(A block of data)
>>
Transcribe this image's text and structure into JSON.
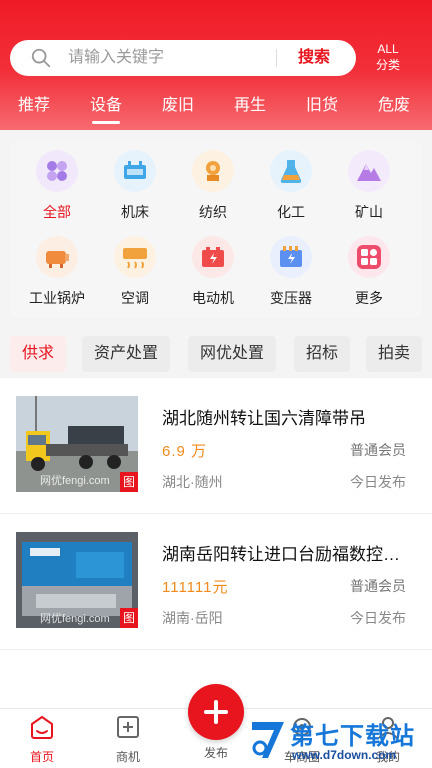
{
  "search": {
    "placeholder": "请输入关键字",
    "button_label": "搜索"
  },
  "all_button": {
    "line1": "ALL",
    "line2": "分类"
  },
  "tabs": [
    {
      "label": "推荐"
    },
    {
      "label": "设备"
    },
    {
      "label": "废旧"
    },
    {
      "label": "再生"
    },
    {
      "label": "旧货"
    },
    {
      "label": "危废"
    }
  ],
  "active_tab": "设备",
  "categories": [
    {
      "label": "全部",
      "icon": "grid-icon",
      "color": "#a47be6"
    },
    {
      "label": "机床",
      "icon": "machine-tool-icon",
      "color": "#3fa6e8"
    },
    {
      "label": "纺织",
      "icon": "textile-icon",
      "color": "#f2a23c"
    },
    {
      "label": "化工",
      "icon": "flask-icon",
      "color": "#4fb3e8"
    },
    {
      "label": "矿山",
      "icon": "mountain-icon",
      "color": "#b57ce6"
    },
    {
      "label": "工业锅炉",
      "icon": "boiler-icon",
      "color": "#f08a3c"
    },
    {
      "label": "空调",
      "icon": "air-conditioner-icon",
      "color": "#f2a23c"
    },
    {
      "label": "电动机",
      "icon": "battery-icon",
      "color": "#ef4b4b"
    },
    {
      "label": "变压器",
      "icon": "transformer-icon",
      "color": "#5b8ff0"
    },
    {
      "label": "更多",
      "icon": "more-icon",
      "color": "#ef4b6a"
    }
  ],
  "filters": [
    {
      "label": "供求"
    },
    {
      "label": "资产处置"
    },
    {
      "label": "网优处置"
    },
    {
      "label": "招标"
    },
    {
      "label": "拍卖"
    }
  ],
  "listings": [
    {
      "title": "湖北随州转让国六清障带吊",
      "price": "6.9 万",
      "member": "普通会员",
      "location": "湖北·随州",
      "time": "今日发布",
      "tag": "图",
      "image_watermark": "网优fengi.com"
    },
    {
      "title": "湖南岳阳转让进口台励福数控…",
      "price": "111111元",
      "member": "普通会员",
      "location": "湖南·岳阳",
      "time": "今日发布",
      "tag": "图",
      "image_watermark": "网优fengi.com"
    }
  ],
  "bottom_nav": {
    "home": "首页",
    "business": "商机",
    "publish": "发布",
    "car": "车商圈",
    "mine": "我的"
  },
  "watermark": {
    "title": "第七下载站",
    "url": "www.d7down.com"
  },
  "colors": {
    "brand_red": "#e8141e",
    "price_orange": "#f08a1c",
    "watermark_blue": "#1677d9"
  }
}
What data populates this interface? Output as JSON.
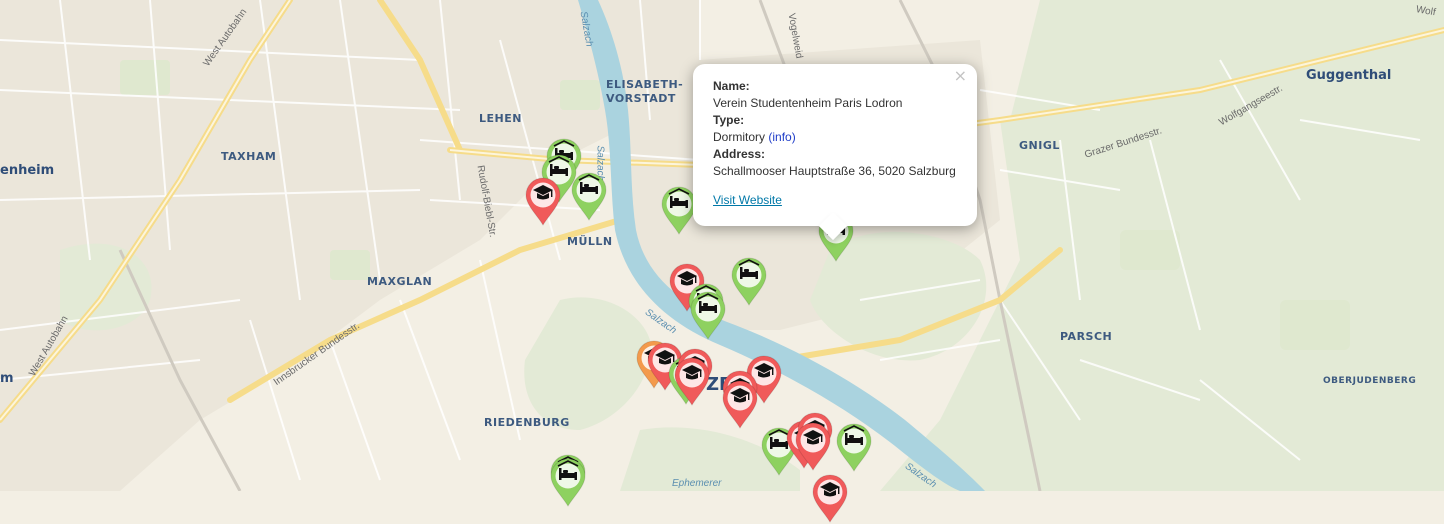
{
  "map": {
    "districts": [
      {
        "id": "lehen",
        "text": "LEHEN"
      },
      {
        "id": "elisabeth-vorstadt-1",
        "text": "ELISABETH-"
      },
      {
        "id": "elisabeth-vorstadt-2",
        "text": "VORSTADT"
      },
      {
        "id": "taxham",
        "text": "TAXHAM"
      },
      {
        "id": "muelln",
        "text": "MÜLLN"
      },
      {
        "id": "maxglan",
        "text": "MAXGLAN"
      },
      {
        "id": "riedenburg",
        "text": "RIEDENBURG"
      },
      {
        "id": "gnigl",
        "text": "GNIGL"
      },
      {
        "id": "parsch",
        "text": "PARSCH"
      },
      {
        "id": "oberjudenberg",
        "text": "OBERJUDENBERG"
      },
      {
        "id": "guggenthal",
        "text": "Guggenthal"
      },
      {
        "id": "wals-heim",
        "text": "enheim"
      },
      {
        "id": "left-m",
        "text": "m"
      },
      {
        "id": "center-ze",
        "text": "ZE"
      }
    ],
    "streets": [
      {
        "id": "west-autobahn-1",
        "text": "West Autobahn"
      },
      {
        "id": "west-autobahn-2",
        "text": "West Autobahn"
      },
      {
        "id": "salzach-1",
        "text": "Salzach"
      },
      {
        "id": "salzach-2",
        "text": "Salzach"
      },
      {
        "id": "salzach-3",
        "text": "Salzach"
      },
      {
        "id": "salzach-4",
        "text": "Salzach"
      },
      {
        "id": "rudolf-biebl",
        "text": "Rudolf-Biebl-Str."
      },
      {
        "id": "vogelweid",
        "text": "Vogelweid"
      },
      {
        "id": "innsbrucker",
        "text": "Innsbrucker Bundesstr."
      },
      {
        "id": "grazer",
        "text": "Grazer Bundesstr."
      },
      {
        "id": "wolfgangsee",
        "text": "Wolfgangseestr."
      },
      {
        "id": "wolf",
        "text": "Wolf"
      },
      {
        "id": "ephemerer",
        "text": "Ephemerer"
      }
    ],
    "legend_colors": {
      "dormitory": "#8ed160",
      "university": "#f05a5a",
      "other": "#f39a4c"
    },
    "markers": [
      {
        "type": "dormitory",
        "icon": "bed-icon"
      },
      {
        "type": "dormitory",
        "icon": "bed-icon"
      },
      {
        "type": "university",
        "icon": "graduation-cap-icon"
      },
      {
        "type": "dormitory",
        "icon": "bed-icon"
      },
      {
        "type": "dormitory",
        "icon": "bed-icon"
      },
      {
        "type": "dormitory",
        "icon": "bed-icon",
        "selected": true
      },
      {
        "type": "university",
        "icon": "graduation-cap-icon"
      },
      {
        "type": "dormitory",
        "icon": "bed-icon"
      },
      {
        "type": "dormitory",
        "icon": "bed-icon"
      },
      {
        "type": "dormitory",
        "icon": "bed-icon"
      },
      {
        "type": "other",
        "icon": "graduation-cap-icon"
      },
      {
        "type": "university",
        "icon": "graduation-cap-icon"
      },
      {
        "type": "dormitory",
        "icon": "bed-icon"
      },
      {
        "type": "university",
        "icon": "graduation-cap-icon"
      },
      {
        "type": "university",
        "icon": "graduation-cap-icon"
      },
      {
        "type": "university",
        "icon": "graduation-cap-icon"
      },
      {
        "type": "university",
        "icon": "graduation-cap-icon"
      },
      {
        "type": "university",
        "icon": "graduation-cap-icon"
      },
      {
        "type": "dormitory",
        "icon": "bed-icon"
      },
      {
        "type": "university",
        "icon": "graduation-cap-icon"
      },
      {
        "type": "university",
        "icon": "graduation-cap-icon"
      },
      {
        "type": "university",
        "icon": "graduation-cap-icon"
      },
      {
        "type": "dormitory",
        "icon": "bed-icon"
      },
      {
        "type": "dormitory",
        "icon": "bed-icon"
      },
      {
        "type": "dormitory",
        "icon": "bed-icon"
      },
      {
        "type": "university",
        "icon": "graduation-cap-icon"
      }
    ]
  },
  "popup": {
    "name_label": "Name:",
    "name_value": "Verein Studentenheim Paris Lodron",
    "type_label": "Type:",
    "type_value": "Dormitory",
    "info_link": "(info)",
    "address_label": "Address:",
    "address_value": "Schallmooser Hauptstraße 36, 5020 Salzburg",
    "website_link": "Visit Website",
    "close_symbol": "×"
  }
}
<<
Omit the pictures, then output the rest of the listing exactly.

:: PROBLEM SOLUTION ::
Transcribe this image's text and structure into JSON.
{
  "search": {
    "placeholder": "请输入关键字",
    "button_label": "搜索"
  },
  "all_button": {
    "line1": "ALL",
    "line2": "分类"
  },
  "tabs": [
    {
      "label": "推荐"
    },
    {
      "label": "设备"
    },
    {
      "label": "废旧"
    },
    {
      "label": "再生"
    },
    {
      "label": "旧货"
    },
    {
      "label": "危废"
    }
  ],
  "active_tab": "设备",
  "categories": [
    {
      "label": "全部",
      "icon": "grid-icon",
      "color": "#a47be6"
    },
    {
      "label": "机床",
      "icon": "machine-tool-icon",
      "color": "#3fa6e8"
    },
    {
      "label": "纺织",
      "icon": "textile-icon",
      "color": "#f2a23c"
    },
    {
      "label": "化工",
      "icon": "flask-icon",
      "color": "#4fb3e8"
    },
    {
      "label": "矿山",
      "icon": "mountain-icon",
      "color": "#b57ce6"
    },
    {
      "label": "工业锅炉",
      "icon": "boiler-icon",
      "color": "#f08a3c"
    },
    {
      "label": "空调",
      "icon": "air-conditioner-icon",
      "color": "#f2a23c"
    },
    {
      "label": "电动机",
      "icon": "battery-icon",
      "color": "#ef4b4b"
    },
    {
      "label": "变压器",
      "icon": "transformer-icon",
      "color": "#5b8ff0"
    },
    {
      "label": "更多",
      "icon": "more-icon",
      "color": "#ef4b6a"
    }
  ],
  "filters": [
    {
      "label": "供求"
    },
    {
      "label": "资产处置"
    },
    {
      "label": "网优处置"
    },
    {
      "label": "招标"
    },
    {
      "label": "拍卖"
    }
  ],
  "listings": [
    {
      "title": "湖北随州转让国六清障带吊",
      "price": "6.9 万",
      "member": "普通会员",
      "location": "湖北·随州",
      "time": "今日发布",
      "tag": "图",
      "image_watermark": "网优fengi.com"
    },
    {
      "title": "湖南岳阳转让进口台励福数控…",
      "price": "111111元",
      "member": "普通会员",
      "location": "湖南·岳阳",
      "time": "今日发布",
      "tag": "图",
      "image_watermark": "网优fengi.com"
    }
  ],
  "bottom_nav": {
    "home": "首页",
    "business": "商机",
    "publish": "发布",
    "car": "车商圈",
    "mine": "我的"
  },
  "watermark": {
    "title": "第七下载站",
    "url": "www.d7down.com"
  },
  "colors": {
    "brand_red": "#e8141e",
    "price_orange": "#f08a1c",
    "watermark_blue": "#1677d9"
  }
}
What data populates this interface? Output as JSON.
{
  "map": {
    "districts": [
      {
        "id": "lehen",
        "text": "LEHEN"
      },
      {
        "id": "elisabeth-vorstadt-1",
        "text": "ELISABETH-"
      },
      {
        "id": "elisabeth-vorstadt-2",
        "text": "VORSTADT"
      },
      {
        "id": "taxham",
        "text": "TAXHAM"
      },
      {
        "id": "muelln",
        "text": "MÜLLN"
      },
      {
        "id": "maxglan",
        "text": "MAXGLAN"
      },
      {
        "id": "riedenburg",
        "text": "RIEDENBURG"
      },
      {
        "id": "gnigl",
        "text": "GNIGL"
      },
      {
        "id": "parsch",
        "text": "PARSCH"
      },
      {
        "id": "oberjudenberg",
        "text": "OBERJUDENBERG"
      },
      {
        "id": "guggenthal",
        "text": "Guggenthal"
      },
      {
        "id": "wals-heim",
        "text": "enheim"
      },
      {
        "id": "left-m",
        "text": "m"
      },
      {
        "id": "center-ze",
        "text": "ZE"
      }
    ],
    "streets": [
      {
        "id": "west-autobahn-1",
        "text": "West Autobahn"
      },
      {
        "id": "west-autobahn-2",
        "text": "West Autobahn"
      },
      {
        "id": "salzach-1",
        "text": "Salzach"
      },
      {
        "id": "salzach-2",
        "text": "Salzach"
      },
      {
        "id": "salzach-3",
        "text": "Salzach"
      },
      {
        "id": "salzach-4",
        "text": "Salzach"
      },
      {
        "id": "rudolf-biebl",
        "text": "Rudolf-Biebl-Str."
      },
      {
        "id": "vogelweid",
        "text": "Vogelweid"
      },
      {
        "id": "innsbrucker",
        "text": "Innsbrucker Bundesstr."
      },
      {
        "id": "grazer",
        "text": "Grazer Bundesstr."
      },
      {
        "id": "wolfgangsee",
        "text": "Wolfgangseestr."
      },
      {
        "id": "wolf",
        "text": "Wolf"
      },
      {
        "id": "ephemerer",
        "text": "Ephemerer"
      }
    ],
    "legend_colors": {
      "dormitory": "#8ed160",
      "university": "#f05a5a",
      "other": "#f39a4c"
    },
    "markers": [
      {
        "type": "dormitory",
        "icon": "bed-icon"
      },
      {
        "type": "dormitory",
        "icon": "bed-icon"
      },
      {
        "type": "university",
        "icon": "graduation-cap-icon"
      },
      {
        "type": "dormitory",
        "icon": "bed-icon"
      },
      {
        "type": "dormitory",
        "icon": "bed-icon"
      },
      {
        "type": "dormitory",
        "icon": "bed-icon",
        "selected": true
      },
      {
        "type": "university",
        "icon": "graduation-cap-icon"
      },
      {
        "type": "dormitory",
        "icon": "bed-icon"
      },
      {
        "type": "dormitory",
        "icon": "bed-icon"
      },
      {
        "type": "dormitory",
        "icon": "bed-icon"
      },
      {
        "type": "other",
        "icon": "graduation-cap-icon"
      },
      {
        "type": "university",
        "icon": "graduation-cap-icon"
      },
      {
        "type": "dormitory",
        "icon": "bed-icon"
      },
      {
        "type": "university",
        "icon": "graduation-cap-icon"
      },
      {
        "type": "university",
        "icon": "graduation-cap-icon"
      },
      {
        "type": "university",
        "icon": "graduation-cap-icon"
      },
      {
        "type": "university",
        "icon": "graduation-cap-icon"
      },
      {
        "type": "university",
        "icon": "graduation-cap-icon"
      },
      {
        "type": "dormitory",
        "icon": "bed-icon"
      },
      {
        "type": "university",
        "icon": "graduation-cap-icon"
      },
      {
        "type": "university",
        "icon": "graduation-cap-icon"
      },
      {
        "type": "university",
        "icon": "graduation-cap-icon"
      },
      {
        "type": "dormitory",
        "icon": "bed-icon"
      },
      {
        "type": "dormitory",
        "icon": "bed-icon"
      },
      {
        "type": "dormitory",
        "icon": "bed-icon"
      },
      {
        "type": "university",
        "icon": "graduation-cap-icon"
      }
    ]
  },
  "popup": {
    "name_label": "Name:",
    "name_value": "Verein Studentenheim Paris Lodron",
    "type_label": "Type:",
    "type_value": "Dormitory",
    "info_link": "(info)",
    "address_label": "Address:",
    "address_value": "Schallmooser Hauptstraße 36, 5020 Salzburg",
    "website_link": "Visit Website",
    "close_symbol": "×"
  }
}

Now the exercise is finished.